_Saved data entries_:

++++

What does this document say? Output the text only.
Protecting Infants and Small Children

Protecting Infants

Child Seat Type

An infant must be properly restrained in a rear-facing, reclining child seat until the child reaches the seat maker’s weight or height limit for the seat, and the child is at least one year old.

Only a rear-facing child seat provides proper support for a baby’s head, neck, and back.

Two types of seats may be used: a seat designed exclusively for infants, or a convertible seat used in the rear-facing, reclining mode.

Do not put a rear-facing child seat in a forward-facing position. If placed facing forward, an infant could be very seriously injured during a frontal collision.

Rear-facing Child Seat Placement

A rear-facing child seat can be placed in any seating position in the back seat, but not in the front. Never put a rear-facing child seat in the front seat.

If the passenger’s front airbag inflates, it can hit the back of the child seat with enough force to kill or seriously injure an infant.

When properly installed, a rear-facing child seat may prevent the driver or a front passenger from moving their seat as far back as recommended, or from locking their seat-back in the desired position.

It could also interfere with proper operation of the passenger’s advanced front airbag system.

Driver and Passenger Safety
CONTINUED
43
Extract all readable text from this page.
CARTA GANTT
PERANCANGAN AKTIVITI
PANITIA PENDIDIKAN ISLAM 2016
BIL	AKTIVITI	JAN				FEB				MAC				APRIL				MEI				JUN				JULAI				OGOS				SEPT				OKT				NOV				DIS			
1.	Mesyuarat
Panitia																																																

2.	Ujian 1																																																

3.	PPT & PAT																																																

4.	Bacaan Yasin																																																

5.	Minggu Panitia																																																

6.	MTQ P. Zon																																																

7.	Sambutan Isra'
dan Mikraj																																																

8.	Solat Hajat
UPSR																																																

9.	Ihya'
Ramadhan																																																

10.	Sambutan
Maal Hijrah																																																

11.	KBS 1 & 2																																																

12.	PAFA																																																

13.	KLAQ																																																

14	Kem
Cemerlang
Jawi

++++

_Stated exercise_: Show the lines of the records that contain the word "properly".

_Result_:
An infant must be properly restrained in a rear-facing, reclining child seat until the child reaches the seat maker’s weight or height limit for the seat, and the child is at least one year old.
When properly installed, a rear-facing child seat may prevent the driver or a front passenger from moving their seat as far back as recommended, or from locking their seat-back in the desired position.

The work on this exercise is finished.